_THE PROBLEM_
Identify each line containing the word "content" and copy it.
Start INFORMATION SUPPLIED
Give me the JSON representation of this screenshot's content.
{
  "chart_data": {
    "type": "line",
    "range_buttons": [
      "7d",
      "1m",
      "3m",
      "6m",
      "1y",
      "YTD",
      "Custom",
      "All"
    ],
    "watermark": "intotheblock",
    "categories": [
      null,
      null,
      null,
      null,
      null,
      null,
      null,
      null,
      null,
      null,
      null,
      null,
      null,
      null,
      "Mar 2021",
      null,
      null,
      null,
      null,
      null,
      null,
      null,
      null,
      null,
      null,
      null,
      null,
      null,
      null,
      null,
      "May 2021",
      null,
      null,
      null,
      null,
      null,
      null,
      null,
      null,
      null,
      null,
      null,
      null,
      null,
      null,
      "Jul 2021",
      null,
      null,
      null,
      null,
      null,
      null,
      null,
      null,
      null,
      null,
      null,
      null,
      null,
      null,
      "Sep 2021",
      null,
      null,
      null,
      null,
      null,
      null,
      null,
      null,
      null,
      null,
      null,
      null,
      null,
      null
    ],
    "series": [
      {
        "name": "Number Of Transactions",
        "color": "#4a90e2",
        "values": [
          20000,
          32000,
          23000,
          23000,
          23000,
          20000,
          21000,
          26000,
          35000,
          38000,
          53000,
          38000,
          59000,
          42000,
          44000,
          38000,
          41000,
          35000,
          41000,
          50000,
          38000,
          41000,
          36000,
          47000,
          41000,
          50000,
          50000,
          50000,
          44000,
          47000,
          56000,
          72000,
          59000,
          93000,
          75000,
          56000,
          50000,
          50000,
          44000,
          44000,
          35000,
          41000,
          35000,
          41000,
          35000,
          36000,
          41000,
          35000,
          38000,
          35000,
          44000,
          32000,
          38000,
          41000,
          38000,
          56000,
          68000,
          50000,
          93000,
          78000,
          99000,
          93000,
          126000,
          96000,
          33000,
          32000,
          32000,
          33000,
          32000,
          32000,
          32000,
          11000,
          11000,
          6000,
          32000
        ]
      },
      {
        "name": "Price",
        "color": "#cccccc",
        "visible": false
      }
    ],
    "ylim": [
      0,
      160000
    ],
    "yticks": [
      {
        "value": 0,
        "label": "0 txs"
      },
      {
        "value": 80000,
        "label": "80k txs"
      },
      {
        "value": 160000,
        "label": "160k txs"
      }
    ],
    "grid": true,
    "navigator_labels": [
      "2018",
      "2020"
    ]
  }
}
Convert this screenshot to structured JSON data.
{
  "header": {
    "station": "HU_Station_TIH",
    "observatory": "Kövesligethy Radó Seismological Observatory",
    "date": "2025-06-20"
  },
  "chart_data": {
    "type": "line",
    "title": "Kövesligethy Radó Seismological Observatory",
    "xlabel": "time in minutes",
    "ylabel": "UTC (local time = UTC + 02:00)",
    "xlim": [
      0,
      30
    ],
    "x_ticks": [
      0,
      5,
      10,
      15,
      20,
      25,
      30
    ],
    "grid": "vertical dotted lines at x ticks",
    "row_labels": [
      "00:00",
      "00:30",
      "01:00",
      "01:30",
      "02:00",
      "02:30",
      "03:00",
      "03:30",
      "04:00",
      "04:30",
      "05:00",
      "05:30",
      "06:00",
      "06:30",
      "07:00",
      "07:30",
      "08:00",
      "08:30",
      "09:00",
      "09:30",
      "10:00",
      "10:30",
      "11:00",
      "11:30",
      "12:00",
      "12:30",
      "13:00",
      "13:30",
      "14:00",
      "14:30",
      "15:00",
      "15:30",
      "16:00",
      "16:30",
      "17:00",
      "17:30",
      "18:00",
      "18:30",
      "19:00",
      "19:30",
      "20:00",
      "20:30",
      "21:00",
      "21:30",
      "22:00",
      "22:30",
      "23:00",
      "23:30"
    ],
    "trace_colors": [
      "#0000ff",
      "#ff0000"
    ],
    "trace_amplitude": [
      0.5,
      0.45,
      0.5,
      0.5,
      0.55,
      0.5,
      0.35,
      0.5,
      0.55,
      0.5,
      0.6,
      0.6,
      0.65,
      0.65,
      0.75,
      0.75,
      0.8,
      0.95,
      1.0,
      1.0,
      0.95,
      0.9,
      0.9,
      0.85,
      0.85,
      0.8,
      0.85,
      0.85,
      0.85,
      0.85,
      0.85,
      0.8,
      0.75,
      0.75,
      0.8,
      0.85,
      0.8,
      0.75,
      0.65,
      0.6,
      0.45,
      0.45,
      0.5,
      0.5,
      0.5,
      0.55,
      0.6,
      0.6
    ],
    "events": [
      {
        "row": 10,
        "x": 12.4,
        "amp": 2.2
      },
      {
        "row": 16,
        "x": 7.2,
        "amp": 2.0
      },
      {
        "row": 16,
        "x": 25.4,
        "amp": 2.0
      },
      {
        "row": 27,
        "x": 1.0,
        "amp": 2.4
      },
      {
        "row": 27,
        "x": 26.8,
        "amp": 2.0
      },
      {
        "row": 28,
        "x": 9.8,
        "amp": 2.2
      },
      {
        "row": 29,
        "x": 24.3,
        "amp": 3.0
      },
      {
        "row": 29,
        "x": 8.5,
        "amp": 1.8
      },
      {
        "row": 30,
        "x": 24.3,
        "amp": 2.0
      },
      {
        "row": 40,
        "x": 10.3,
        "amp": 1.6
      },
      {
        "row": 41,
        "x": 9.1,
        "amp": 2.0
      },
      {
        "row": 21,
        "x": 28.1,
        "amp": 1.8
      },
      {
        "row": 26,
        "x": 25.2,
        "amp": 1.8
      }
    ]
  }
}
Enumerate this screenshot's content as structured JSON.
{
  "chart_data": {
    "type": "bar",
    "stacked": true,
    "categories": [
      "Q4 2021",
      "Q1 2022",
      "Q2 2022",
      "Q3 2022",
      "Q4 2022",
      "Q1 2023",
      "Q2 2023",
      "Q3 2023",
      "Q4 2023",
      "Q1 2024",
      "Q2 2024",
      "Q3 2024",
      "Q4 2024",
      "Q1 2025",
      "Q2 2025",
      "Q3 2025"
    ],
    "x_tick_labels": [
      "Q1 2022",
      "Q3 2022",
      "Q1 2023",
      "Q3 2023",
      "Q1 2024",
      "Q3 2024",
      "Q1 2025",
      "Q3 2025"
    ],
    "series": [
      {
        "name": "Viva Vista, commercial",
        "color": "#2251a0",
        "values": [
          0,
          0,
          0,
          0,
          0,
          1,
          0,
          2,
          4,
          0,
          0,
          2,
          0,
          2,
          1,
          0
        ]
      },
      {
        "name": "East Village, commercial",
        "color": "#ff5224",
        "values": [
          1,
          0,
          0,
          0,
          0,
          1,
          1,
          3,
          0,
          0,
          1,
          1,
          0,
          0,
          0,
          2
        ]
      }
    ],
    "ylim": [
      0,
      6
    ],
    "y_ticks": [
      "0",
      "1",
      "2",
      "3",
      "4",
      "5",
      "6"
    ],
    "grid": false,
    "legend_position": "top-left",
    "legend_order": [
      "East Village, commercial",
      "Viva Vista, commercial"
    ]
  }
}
End INFORMATION SUPPLIED
_IN RESPONSE_
Give me the JSON representation of this screenshot's content.
Enumerate this screenshot's content as structured JSON.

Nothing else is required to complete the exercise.